──────── Data in this exercise ────────
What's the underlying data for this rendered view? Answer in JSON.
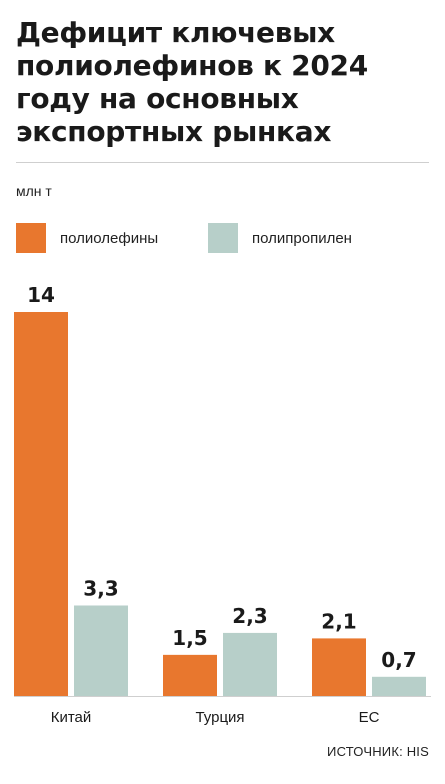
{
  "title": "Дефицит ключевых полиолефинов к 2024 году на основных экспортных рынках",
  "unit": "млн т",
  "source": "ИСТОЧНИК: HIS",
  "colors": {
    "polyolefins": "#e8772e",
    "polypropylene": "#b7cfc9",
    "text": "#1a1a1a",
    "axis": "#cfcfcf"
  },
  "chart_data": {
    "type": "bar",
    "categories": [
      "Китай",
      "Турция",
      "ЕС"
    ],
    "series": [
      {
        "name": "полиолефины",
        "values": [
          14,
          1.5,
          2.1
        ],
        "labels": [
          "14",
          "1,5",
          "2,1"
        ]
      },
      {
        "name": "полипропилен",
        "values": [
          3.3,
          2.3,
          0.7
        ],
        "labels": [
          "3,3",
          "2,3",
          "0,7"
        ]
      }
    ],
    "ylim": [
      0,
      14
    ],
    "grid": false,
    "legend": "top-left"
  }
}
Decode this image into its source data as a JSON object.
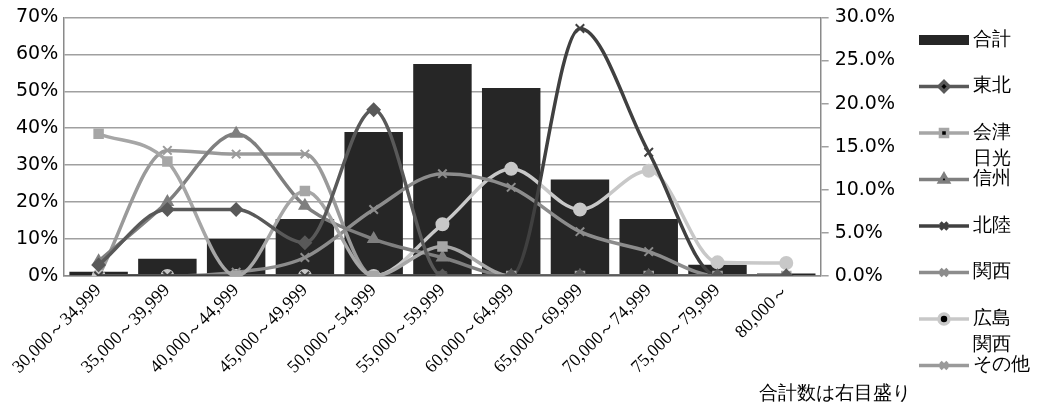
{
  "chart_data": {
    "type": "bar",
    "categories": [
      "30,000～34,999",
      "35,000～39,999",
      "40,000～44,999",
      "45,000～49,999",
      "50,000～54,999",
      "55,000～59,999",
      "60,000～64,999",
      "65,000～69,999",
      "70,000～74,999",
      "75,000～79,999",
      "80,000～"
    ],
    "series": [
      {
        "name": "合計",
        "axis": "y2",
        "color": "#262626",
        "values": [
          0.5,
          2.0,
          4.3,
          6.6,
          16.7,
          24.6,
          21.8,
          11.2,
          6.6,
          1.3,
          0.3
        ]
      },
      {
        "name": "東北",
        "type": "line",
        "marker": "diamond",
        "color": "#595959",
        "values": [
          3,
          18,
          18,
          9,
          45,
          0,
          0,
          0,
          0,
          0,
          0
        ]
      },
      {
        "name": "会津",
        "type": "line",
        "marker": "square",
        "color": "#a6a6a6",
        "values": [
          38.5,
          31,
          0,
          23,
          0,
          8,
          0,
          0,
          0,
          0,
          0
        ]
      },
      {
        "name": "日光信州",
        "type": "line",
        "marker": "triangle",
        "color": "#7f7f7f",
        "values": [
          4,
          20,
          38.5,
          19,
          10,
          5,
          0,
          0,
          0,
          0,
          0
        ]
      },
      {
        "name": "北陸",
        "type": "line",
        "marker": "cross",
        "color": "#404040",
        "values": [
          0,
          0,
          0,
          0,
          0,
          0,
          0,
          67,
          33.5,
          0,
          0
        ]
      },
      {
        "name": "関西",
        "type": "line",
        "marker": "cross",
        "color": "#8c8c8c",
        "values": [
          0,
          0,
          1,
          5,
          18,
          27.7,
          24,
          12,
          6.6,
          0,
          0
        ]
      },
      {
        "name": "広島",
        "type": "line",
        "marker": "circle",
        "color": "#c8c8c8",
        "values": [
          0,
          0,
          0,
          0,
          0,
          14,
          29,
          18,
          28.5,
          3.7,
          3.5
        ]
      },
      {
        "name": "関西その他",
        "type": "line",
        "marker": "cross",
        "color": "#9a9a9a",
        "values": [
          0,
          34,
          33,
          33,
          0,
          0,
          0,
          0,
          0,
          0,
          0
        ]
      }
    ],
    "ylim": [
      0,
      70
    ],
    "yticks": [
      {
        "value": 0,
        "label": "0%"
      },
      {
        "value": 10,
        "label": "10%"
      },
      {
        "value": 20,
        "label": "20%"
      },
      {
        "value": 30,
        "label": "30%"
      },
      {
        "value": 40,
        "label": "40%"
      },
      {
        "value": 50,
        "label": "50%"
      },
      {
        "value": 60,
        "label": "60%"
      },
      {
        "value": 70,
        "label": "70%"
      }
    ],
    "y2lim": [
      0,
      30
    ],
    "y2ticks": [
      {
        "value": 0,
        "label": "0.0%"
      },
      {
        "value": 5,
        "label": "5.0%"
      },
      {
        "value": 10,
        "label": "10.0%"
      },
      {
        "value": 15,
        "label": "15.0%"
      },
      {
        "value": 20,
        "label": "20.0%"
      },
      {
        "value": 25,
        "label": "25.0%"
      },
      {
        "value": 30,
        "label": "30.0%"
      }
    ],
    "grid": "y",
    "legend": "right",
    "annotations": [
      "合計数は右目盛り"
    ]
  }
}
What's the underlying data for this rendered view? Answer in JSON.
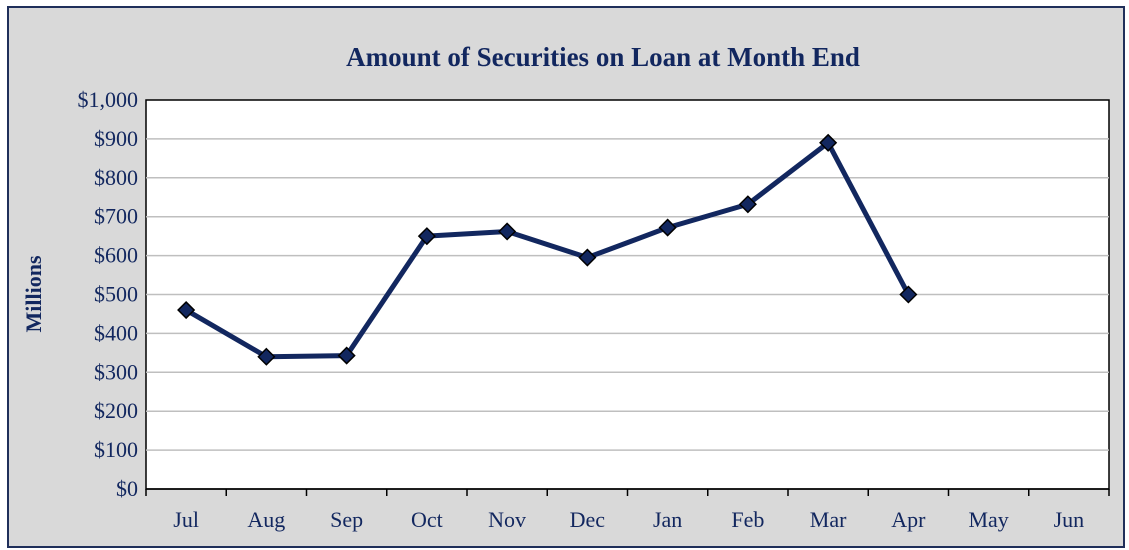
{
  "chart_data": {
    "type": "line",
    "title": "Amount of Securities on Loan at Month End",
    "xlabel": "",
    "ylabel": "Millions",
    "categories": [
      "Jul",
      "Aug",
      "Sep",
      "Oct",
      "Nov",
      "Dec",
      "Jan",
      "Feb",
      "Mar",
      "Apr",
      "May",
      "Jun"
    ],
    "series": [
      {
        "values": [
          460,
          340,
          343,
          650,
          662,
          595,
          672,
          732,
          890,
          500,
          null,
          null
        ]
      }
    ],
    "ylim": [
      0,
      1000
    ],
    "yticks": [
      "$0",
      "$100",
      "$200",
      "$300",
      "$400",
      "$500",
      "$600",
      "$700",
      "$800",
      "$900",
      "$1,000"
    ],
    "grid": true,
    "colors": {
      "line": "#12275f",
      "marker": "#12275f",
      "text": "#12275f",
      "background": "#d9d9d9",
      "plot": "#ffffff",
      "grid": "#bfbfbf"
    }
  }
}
────────
Leave the pictures out, and transcribe each of the records exactly.

What's the underlying data for this rendered view? Answer in JSON.
{
  "title": "Дефицит ключевых полиолефинов к 2024 году на основных экспортных рынках",
  "unit": "млн т",
  "source": "ИСТОЧНИК: HIS",
  "colors": {
    "polyolefins": "#e8772e",
    "polypropylene": "#b7cfc9",
    "text": "#1a1a1a",
    "axis": "#cfcfcf"
  },
  "chart_data": {
    "type": "bar",
    "categories": [
      "Китай",
      "Турция",
      "ЕС"
    ],
    "series": [
      {
        "name": "полиолефины",
        "values": [
          14,
          1.5,
          2.1
        ],
        "labels": [
          "14",
          "1,5",
          "2,1"
        ]
      },
      {
        "name": "полипропилен",
        "values": [
          3.3,
          2.3,
          0.7
        ],
        "labels": [
          "3,3",
          "2,3",
          "0,7"
        ]
      }
    ],
    "ylim": [
      0,
      14
    ],
    "grid": false,
    "legend": "top-left"
  }
}
Decode this image into its source data as a JSON object.
{
  "chart_data": {
    "type": "bar",
    "categories": [
      "30,000～34,999",
      "35,000～39,999",
      "40,000～44,999",
      "45,000～49,999",
      "50,000～54,999",
      "55,000～59,999",
      "60,000～64,999",
      "65,000～69,999",
      "70,000～74,999",
      "75,000～79,999",
      "80,000～"
    ],
    "series": [
      {
        "name": "合計",
        "axis": "y2",
        "color": "#262626",
        "values": [
          0.5,
          2.0,
          4.3,
          6.6,
          16.7,
          24.6,
          21.8,
          11.2,
          6.6,
          1.3,
          0.3
        ]
      },
      {
        "name": "東北",
        "type": "line",
        "marker": "diamond",
        "color": "#595959",
        "values": [
          3,
          18,
          18,
          9,
          45,
          0,
          0,
          0,
          0,
          0,
          0
        ]
      },
      {
        "name": "会津",
        "type": "line",
        "marker": "square",
        "color": "#a6a6a6",
        "values": [
          38.5,
          31,
          0,
          23,
          0,
          8,
          0,
          0,
          0,
          0,
          0
        ]
      },
      {
        "name": "日光信州",
        "type": "line",
        "marker": "triangle",
        "color": "#7f7f7f",
        "values": [
          4,
          20,
          38.5,
          19,
          10,
          5,
          0,
          0,
          0,
          0,
          0
        ]
      },
      {
        "name": "北陸",
        "type": "line",
        "marker": "cross",
        "color": "#404040",
        "values": [
          0,
          0,
          0,
          0,
          0,
          0,
          0,
          67,
          33.5,
          0,
          0
        ]
      },
      {
        "name": "関西",
        "type": "line",
        "marker": "cross",
        "color": "#8c8c8c",
        "values": [
          0,
          0,
          1,
          5,
          18,
          27.7,
          24,
          12,
          6.6,
          0,
          0
        ]
      },
      {
        "name": "広島",
        "type": "line",
        "marker": "circle",
        "color": "#c8c8c8",
        "values": [
          0,
          0,
          0,
          0,
          0,
          14,
          29,
          18,
          28.5,
          3.7,
          3.5
        ]
      },
      {
        "name": "関西その他",
        "type": "line",
        "marker": "cross",
        "color": "#9a9a9a",
        "values": [
          0,
          34,
          33,
          33,
          0,
          0,
          0,
          0,
          0,
          0,
          0
        ]
      }
    ],
    "ylim": [
      0,
      70
    ],
    "yticks": [
      {
        "value": 0,
        "label": "0%"
      },
      {
        "value": 10,
        "label": "10%"
      },
      {
        "value": 20,
        "label": "20%"
      },
      {
        "value": 30,
        "label": "30%"
      },
      {
        "value": 40,
        "label": "40%"
      },
      {
        "value": 50,
        "label": "50%"
      },
      {
        "value": 60,
        "label": "60%"
      },
      {
        "value": 70,
        "label": "70%"
      }
    ],
    "y2lim": [
      0,
      30
    ],
    "y2ticks": [
      {
        "value": 0,
        "label": "0.0%"
      },
      {
        "value": 5,
        "label": "5.0%"
      },
      {
        "value": 10,
        "label": "10.0%"
      },
      {
        "value": 15,
        "label": "15.0%"
      },
      {
        "value": 20,
        "label": "20.0%"
      },
      {
        "value": 25,
        "label": "25.0%"
      },
      {
        "value": 30,
        "label": "30.0%"
      }
    ],
    "grid": "y",
    "legend": "right",
    "annotations": [
      "合計数は右目盛り"
    ]
  }
}
What's the underlying data for this rendered view? Answer in JSON.
{
  "chart_data": {
    "type": "line",
    "title": "Amount of Securities on Loan at Month End",
    "xlabel": "",
    "ylabel": "Millions",
    "categories": [
      "Jul",
      "Aug",
      "Sep",
      "Oct",
      "Nov",
      "Dec",
      "Jan",
      "Feb",
      "Mar",
      "Apr",
      "May",
      "Jun"
    ],
    "series": [
      {
        "values": [
          460,
          340,
          343,
          650,
          662,
          595,
          672,
          732,
          890,
          500,
          null,
          null
        ]
      }
    ],
    "ylim": [
      0,
      1000
    ],
    "yticks": [
      "$0",
      "$100",
      "$200",
      "$300",
      "$400",
      "$500",
      "$600",
      "$700",
      "$800",
      "$900",
      "$1,000"
    ],
    "grid": true,
    "colors": {
      "line": "#12275f",
      "marker": "#12275f",
      "text": "#12275f",
      "background": "#d9d9d9",
      "plot": "#ffffff",
      "grid": "#bfbfbf"
    }
  }
}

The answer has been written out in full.